### PROBLEM STATEMENT
Each line containing the word "structured" must be reported.

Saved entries
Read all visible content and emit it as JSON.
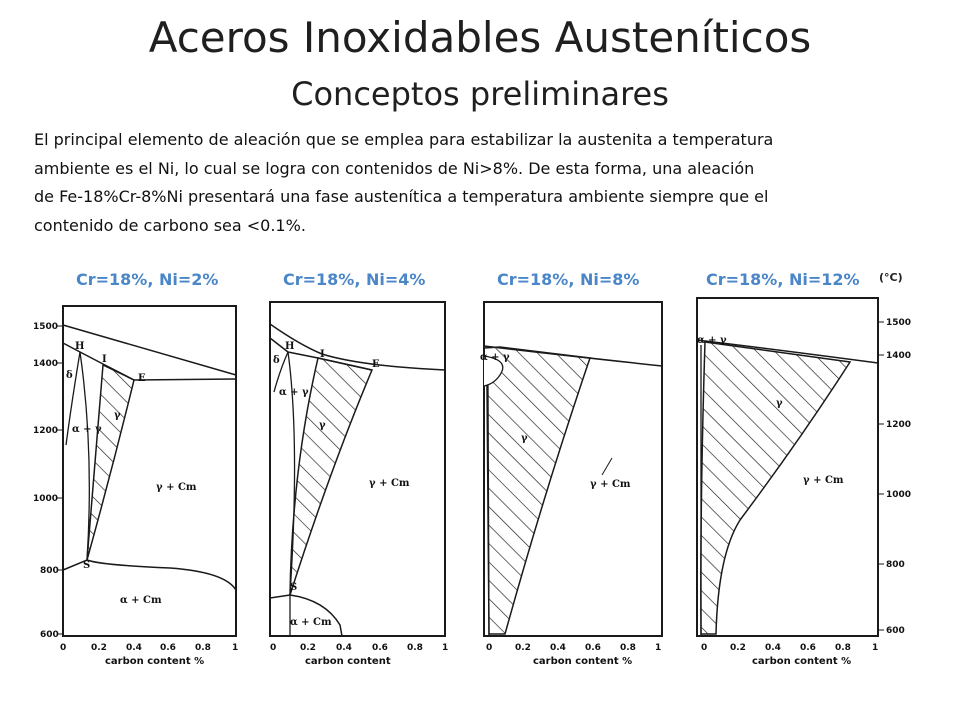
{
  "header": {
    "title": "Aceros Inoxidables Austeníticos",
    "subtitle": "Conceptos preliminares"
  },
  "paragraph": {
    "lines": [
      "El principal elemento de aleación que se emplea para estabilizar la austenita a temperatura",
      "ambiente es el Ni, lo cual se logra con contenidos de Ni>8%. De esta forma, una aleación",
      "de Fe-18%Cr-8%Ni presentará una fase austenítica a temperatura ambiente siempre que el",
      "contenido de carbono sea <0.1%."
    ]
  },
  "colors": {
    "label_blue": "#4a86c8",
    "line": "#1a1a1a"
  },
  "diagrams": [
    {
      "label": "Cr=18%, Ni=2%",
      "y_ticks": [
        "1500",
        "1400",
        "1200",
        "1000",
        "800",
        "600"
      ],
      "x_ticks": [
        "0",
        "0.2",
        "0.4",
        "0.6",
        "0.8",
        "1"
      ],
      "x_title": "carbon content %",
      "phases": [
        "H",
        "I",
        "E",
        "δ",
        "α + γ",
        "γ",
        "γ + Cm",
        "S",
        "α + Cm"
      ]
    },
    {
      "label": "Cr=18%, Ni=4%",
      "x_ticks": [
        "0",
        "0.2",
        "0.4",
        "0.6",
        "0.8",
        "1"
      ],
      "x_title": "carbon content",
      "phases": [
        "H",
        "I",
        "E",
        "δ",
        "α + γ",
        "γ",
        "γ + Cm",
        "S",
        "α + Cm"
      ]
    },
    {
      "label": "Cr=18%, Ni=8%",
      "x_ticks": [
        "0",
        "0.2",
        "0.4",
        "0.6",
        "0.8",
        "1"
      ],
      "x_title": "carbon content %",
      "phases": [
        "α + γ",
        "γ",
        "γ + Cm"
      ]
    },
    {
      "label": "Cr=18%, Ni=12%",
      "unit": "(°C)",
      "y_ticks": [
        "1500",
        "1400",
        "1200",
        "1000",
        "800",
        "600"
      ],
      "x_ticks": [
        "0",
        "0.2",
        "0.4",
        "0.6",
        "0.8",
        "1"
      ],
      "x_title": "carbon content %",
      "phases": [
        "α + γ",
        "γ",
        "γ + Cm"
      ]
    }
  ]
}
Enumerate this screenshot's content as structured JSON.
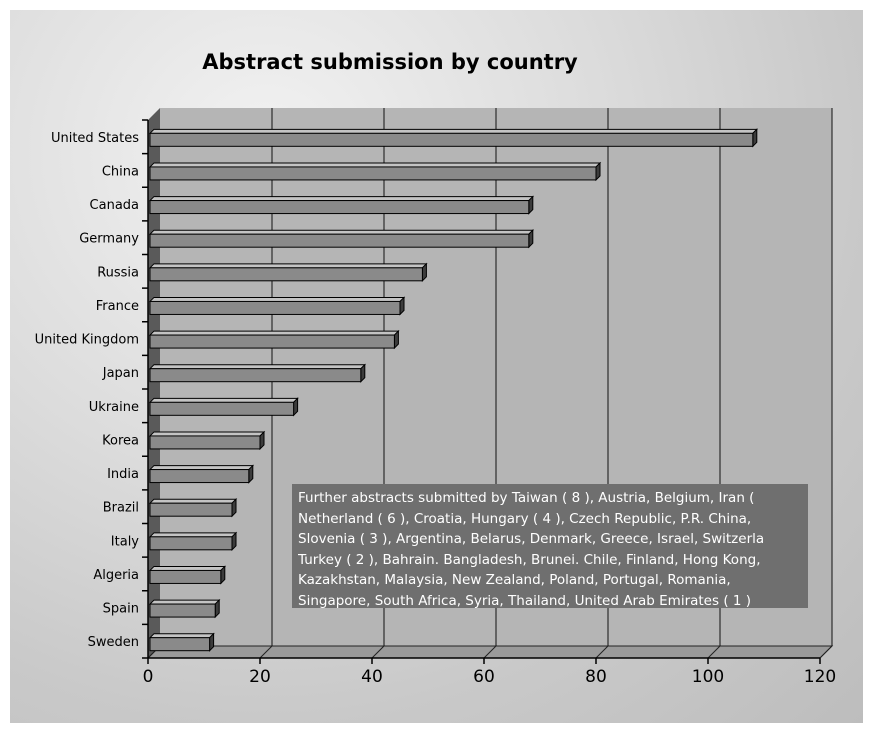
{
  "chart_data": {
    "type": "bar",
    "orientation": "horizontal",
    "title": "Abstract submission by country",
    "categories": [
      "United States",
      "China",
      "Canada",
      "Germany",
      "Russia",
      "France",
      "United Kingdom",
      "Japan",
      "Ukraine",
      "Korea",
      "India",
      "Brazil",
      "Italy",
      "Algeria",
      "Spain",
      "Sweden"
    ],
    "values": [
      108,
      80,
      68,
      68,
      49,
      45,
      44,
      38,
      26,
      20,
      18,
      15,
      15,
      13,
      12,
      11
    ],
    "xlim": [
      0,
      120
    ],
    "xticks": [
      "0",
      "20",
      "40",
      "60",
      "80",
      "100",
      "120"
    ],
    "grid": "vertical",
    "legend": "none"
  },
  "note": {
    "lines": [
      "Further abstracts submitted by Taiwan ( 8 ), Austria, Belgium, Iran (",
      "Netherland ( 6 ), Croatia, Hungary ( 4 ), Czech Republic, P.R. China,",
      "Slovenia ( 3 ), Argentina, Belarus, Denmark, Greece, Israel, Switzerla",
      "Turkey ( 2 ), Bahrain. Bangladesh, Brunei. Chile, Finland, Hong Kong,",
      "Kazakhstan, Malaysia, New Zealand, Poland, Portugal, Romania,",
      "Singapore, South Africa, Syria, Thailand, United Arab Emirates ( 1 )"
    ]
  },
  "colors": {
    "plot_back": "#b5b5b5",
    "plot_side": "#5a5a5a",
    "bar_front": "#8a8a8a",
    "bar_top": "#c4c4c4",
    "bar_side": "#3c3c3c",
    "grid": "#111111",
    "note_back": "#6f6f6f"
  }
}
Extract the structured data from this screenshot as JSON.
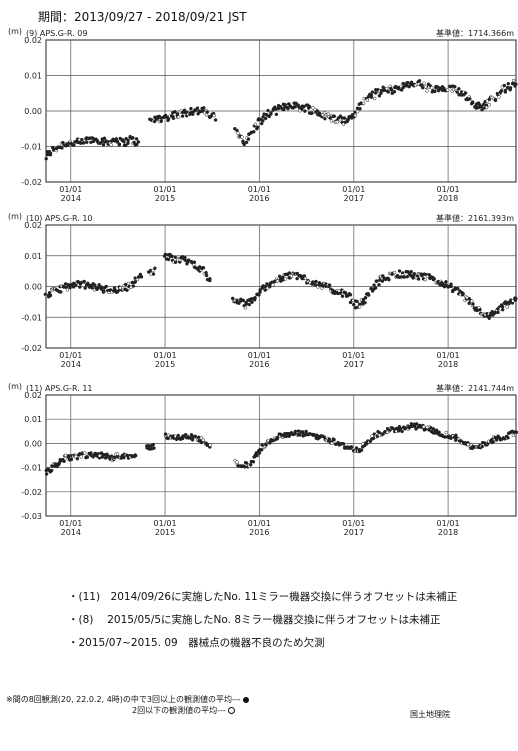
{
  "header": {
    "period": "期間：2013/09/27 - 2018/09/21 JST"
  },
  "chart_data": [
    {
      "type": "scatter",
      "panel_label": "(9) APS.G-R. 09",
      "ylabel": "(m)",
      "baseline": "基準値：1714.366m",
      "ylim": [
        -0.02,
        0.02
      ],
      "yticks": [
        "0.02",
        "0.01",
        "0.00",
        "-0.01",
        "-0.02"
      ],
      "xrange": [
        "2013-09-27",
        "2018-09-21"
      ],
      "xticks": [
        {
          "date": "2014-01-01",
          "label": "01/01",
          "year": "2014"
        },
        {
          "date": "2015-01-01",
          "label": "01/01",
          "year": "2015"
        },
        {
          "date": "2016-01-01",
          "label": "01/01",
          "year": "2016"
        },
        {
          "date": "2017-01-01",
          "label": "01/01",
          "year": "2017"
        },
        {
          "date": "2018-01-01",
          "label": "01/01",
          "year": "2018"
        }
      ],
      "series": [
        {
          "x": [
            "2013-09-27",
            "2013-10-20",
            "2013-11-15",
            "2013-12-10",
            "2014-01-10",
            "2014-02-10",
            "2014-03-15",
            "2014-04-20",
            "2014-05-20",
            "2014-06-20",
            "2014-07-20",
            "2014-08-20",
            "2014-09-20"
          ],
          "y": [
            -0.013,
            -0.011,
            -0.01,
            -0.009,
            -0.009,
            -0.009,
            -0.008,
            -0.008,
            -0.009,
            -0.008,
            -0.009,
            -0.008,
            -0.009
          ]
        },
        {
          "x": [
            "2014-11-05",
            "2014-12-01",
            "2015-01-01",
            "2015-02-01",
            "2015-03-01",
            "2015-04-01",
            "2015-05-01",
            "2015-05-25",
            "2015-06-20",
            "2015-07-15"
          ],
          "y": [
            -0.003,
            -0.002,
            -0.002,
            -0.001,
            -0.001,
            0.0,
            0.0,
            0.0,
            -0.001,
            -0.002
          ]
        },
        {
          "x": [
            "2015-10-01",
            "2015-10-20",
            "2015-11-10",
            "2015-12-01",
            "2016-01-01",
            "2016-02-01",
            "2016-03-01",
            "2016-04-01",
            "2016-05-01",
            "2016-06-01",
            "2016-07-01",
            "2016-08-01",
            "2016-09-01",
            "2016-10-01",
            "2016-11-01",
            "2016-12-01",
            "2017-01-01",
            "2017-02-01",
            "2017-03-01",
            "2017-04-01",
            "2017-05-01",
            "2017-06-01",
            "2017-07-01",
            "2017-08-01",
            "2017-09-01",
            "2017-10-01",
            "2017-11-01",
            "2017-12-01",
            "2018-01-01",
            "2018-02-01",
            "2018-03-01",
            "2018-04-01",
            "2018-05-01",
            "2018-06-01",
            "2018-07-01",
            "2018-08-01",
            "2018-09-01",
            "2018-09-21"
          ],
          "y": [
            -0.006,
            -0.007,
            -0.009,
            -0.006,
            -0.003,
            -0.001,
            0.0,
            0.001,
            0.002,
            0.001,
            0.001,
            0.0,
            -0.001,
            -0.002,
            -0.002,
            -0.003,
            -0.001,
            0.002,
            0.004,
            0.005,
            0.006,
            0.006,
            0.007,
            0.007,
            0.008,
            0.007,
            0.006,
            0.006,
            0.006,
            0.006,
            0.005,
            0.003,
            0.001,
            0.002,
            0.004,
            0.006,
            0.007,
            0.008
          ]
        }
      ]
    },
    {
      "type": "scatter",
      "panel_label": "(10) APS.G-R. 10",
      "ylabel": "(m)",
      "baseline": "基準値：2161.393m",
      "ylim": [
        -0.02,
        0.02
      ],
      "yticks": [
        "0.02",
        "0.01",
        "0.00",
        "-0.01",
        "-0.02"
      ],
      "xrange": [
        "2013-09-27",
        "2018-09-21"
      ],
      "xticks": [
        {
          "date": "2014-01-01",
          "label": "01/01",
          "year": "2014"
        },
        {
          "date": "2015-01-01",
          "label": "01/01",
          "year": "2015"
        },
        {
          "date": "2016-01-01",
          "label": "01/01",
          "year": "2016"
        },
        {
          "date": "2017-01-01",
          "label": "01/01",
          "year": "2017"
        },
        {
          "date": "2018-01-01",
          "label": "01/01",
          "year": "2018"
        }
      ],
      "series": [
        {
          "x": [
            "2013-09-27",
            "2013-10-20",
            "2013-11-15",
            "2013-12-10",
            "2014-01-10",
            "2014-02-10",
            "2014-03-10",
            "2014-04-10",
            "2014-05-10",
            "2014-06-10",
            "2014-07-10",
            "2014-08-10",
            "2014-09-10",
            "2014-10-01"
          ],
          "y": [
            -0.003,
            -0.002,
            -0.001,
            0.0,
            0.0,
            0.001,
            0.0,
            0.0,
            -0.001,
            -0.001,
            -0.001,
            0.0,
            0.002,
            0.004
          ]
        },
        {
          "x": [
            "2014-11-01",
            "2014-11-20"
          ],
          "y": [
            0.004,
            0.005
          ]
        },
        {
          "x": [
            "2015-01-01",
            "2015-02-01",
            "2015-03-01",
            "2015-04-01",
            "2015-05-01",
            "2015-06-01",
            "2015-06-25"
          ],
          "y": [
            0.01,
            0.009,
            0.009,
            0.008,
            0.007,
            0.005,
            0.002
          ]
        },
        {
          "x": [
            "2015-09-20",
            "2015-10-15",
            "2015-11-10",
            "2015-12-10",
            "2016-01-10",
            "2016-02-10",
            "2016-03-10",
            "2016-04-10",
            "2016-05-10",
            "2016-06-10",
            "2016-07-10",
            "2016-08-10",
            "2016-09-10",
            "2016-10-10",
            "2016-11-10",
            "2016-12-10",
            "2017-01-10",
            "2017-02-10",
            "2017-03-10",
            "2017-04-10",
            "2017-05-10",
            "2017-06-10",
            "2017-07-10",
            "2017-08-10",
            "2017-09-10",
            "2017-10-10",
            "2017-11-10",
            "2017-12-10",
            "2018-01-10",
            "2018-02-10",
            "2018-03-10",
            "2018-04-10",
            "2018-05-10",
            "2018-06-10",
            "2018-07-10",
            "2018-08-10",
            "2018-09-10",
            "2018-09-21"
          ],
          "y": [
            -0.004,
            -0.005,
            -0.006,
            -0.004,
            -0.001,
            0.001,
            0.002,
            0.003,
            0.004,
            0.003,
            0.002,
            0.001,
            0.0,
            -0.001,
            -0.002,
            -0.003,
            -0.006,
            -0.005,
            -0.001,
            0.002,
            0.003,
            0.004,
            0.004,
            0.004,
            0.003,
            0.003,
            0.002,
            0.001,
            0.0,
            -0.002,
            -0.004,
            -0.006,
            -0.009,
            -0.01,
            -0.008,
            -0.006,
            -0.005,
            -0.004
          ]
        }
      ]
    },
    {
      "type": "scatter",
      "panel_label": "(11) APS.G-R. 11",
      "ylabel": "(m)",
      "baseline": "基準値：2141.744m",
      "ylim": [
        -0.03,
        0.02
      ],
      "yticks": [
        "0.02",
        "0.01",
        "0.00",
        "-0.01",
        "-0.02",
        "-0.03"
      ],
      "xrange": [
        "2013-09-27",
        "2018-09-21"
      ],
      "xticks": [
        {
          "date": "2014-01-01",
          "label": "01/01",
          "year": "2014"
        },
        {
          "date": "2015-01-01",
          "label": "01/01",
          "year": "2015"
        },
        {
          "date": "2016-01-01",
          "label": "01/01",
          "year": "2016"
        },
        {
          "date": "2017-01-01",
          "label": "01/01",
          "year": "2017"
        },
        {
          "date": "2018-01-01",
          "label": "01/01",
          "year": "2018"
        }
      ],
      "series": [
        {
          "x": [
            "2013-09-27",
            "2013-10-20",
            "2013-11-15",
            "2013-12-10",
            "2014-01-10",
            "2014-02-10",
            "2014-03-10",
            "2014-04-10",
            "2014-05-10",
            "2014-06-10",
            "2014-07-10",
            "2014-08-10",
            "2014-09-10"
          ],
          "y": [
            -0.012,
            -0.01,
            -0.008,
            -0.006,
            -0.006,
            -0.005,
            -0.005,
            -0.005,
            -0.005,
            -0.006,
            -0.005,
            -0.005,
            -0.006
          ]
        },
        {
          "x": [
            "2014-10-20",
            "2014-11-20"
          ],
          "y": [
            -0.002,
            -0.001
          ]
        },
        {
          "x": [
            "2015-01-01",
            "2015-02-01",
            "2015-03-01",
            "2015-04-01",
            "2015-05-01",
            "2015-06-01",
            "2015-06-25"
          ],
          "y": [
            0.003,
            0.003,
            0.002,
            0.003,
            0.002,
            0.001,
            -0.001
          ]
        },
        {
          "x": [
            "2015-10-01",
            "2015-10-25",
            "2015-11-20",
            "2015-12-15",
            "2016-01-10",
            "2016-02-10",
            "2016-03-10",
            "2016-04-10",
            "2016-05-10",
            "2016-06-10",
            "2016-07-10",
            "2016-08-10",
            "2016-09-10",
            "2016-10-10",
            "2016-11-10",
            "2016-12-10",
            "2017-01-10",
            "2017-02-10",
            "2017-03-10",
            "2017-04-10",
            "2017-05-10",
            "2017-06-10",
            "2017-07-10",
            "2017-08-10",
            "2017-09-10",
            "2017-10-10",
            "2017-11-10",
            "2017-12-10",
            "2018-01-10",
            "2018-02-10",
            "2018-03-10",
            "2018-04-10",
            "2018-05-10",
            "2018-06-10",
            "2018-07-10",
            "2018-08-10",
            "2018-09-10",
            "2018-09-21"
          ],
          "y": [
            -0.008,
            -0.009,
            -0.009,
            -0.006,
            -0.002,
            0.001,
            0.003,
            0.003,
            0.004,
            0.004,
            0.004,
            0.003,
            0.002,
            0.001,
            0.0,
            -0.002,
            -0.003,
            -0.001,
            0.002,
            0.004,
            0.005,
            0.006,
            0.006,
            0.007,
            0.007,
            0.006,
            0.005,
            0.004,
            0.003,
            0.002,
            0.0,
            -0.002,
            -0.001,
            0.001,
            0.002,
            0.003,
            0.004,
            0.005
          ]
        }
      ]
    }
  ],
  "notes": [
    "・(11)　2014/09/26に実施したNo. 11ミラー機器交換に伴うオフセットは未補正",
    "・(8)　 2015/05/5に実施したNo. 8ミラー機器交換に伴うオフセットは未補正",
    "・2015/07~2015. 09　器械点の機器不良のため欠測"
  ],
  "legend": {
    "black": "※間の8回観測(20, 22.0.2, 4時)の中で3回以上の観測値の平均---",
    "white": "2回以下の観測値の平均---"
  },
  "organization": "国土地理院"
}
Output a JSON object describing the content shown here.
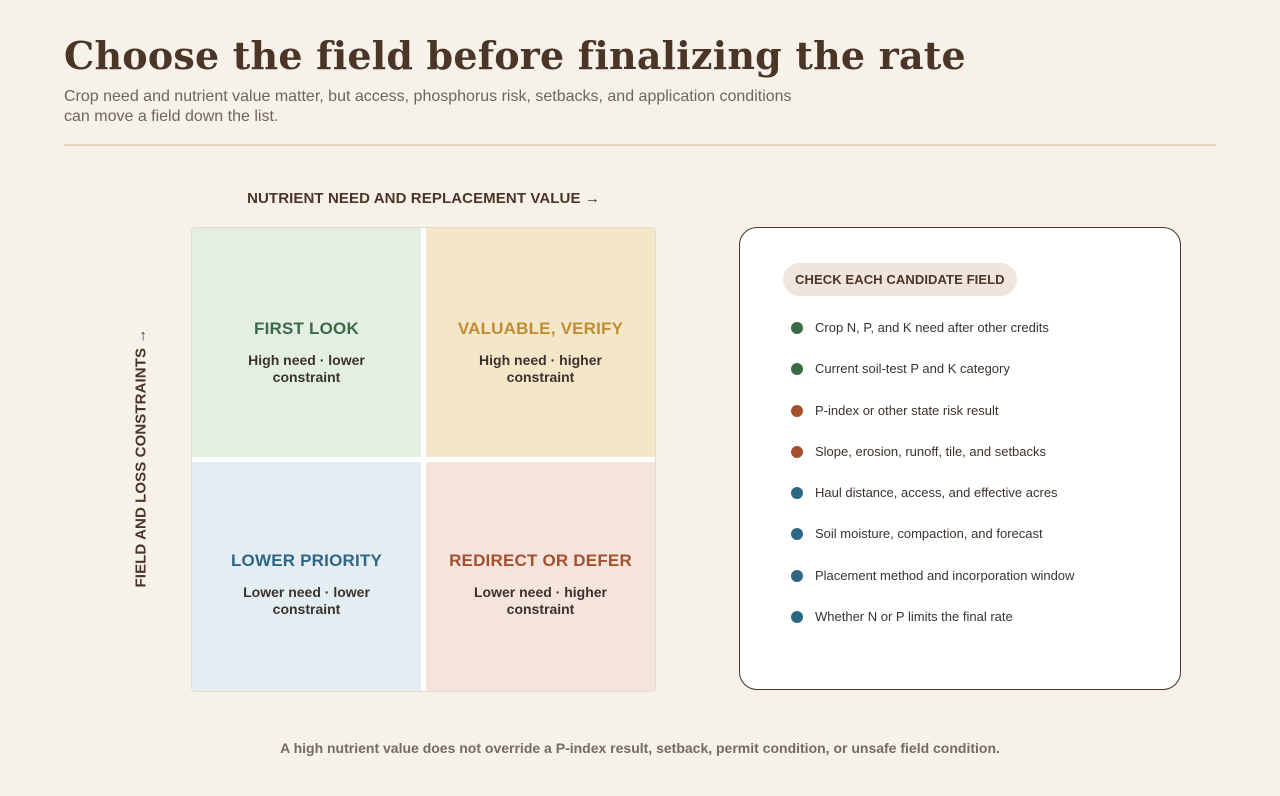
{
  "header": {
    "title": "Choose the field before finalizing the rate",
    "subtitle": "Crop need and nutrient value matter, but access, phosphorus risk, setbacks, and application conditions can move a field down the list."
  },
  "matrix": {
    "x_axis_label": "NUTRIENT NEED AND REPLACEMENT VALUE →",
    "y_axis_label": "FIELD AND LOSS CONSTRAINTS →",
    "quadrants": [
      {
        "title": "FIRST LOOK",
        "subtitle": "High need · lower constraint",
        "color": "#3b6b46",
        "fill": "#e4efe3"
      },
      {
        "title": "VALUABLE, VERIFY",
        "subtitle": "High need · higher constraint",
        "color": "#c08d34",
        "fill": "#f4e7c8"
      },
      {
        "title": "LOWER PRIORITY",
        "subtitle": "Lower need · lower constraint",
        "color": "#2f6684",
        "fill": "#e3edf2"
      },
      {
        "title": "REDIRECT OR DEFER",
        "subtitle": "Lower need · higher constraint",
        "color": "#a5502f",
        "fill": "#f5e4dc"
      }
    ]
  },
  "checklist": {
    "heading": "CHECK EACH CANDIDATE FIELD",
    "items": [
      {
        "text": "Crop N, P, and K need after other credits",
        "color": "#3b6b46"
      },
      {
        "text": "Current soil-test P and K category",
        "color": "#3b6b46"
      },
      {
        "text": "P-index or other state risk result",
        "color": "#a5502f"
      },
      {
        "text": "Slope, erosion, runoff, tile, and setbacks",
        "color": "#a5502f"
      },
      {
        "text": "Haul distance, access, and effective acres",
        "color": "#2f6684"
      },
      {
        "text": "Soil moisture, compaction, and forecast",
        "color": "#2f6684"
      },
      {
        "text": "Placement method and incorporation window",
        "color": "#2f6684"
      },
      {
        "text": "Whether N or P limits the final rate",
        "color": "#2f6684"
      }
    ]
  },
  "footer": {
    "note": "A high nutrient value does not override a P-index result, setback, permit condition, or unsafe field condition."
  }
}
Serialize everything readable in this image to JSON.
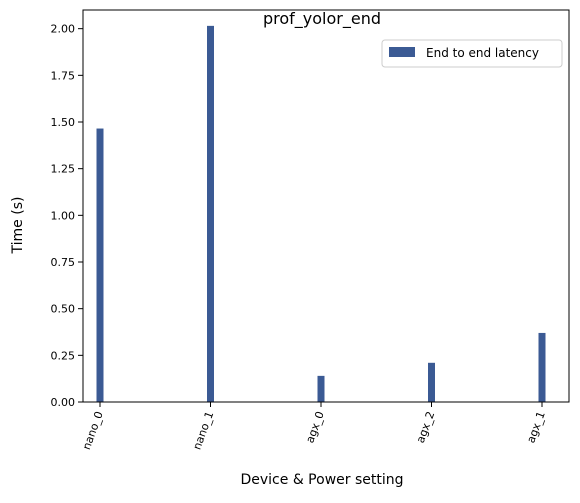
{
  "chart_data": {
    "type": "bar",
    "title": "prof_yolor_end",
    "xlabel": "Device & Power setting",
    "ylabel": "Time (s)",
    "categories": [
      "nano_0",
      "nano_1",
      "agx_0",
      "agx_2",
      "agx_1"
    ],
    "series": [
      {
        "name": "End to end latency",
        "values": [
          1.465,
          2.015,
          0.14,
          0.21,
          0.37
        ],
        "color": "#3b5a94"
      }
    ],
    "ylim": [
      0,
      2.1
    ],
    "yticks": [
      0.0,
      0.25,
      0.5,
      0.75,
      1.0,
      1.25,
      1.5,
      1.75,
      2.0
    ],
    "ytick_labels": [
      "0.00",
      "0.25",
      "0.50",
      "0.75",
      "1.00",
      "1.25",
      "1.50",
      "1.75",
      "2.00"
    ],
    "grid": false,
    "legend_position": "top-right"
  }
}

### TASK RESULT
Enumerate this screenshot's content as structured JSON.
Extract the structured data from this screenshot as JSON.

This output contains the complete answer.